## [Records provided]
(begin)

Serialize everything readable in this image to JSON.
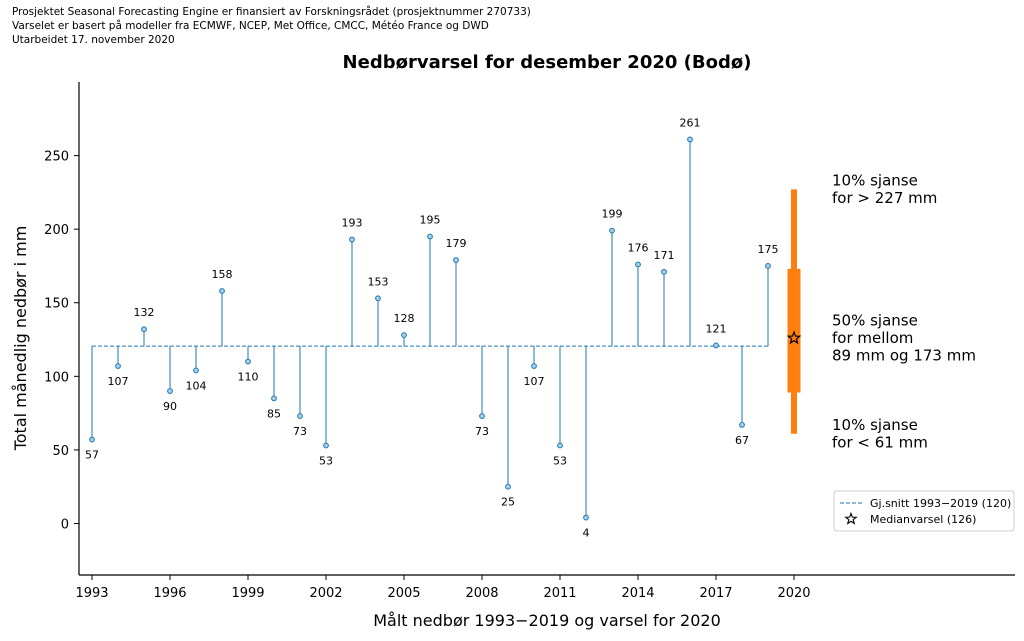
{
  "header": {
    "lines": [
      "Prosjektet Seasonal Forecasting Engine er finansiert av Forskningsrådet (prosjektnummer 270733)",
      "Varselet er basert på modeller fra ECMWF, NCEP, Met Office, CMCC, Météo France og DWD",
      "Utarbeidet 17. november 2020"
    ]
  },
  "chart_data": {
    "type": "stem",
    "title": "Nedbørvarsel for desember 2020 (Bodø)",
    "xlabel": "Målt nedbør 1993−2019 og varsel for 2020",
    "ylabel": "Total månedlig nedbør i mm",
    "xlim": [
      1992.5,
      2028.5
    ],
    "ylim": [
      -35,
      300
    ],
    "xticks": [
      1993,
      1996,
      1999,
      2002,
      2005,
      2008,
      2011,
      2014,
      2017,
      2020
    ],
    "yticks": [
      0,
      50,
      100,
      150,
      200,
      250
    ],
    "baseline": 120.5,
    "baseline_label": "Gj.snitt 1993−2019 (120)",
    "years": [
      1993,
      1994,
      1995,
      1996,
      1997,
      1998,
      1999,
      2000,
      2001,
      2002,
      2003,
      2004,
      2005,
      2006,
      2007,
      2008,
      2009,
      2010,
      2011,
      2012,
      2013,
      2014,
      2015,
      2016,
      2017,
      2018,
      2019
    ],
    "values": [
      57,
      107,
      132,
      90,
      104,
      158,
      110,
      85,
      73,
      53,
      193,
      153,
      128,
      195,
      179,
      73,
      25,
      107,
      53,
      4,
      199,
      176,
      171,
      261,
      121,
      67,
      175
    ],
    "forecast": {
      "year": 2020,
      "median": 126,
      "median_label": "Medianvarsel (126)",
      "p10": 61,
      "p25": 89,
      "p75": 173,
      "p90": 227,
      "color": "#ff7f0e"
    },
    "annotations": [
      {
        "lines": [
          "10% sjanse",
          "for > 227 mm"
        ],
        "y": 227
      },
      {
        "lines": [
          "50% sjanse",
          "for mellom",
          "89 mm og 173 mm"
        ],
        "y": 126
      },
      {
        "lines": [
          "10% sjanse",
          "for < 61 mm"
        ],
        "y": 61
      }
    ],
    "colors": {
      "stem": "#1f77b4",
      "marker_fill": "#a6cfe8",
      "forecast": "#ff7f0e"
    },
    "legend_position": "lower-right"
  }
}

(end)

## [What the exercise asks]
Transcribe the records above exactly, omitting every picture they contain.

## [Problem solution]
Serialize everything readable in this image to JSON.
{
  "header": {
    "lines": [
      "Prosjektet Seasonal Forecasting Engine er finansiert av Forskningsrådet (prosjektnummer 270733)",
      "Varselet er basert på modeller fra ECMWF, NCEP, Met Office, CMCC, Météo France og DWD",
      "Utarbeidet 17. november 2020"
    ]
  },
  "chart_data": {
    "type": "stem",
    "title": "Nedbørvarsel for desember 2020 (Bodø)",
    "xlabel": "Målt nedbør 1993−2019 og varsel for 2020",
    "ylabel": "Total månedlig nedbør i mm",
    "xlim": [
      1992.5,
      2028.5
    ],
    "ylim": [
      -35,
      300
    ],
    "xticks": [
      1993,
      1996,
      1999,
      2002,
      2005,
      2008,
      2011,
      2014,
      2017,
      2020
    ],
    "yticks": [
      0,
      50,
      100,
      150,
      200,
      250
    ],
    "baseline": 120.5,
    "baseline_label": "Gj.snitt 1993−2019 (120)",
    "years": [
      1993,
      1994,
      1995,
      1996,
      1997,
      1998,
      1999,
      2000,
      2001,
      2002,
      2003,
      2004,
      2005,
      2006,
      2007,
      2008,
      2009,
      2010,
      2011,
      2012,
      2013,
      2014,
      2015,
      2016,
      2017,
      2018,
      2019
    ],
    "values": [
      57,
      107,
      132,
      90,
      104,
      158,
      110,
      85,
      73,
      53,
      193,
      153,
      128,
      195,
      179,
      73,
      25,
      107,
      53,
      4,
      199,
      176,
      171,
      261,
      121,
      67,
      175
    ],
    "forecast": {
      "year": 2020,
      "median": 126,
      "median_label": "Medianvarsel (126)",
      "p10": 61,
      "p25": 89,
      "p75": 173,
      "p90": 227,
      "color": "#ff7f0e"
    },
    "annotations": [
      {
        "lines": [
          "10% sjanse",
          "for > 227 mm"
        ],
        "y": 227
      },
      {
        "lines": [
          "50% sjanse",
          "for mellom",
          "89 mm og 173 mm"
        ],
        "y": 126
      },
      {
        "lines": [
          "10% sjanse",
          "for < 61 mm"
        ],
        "y": 61
      }
    ],
    "colors": {
      "stem": "#1f77b4",
      "marker_fill": "#a6cfe8",
      "forecast": "#ff7f0e"
    },
    "legend_position": "lower-right"
  }
}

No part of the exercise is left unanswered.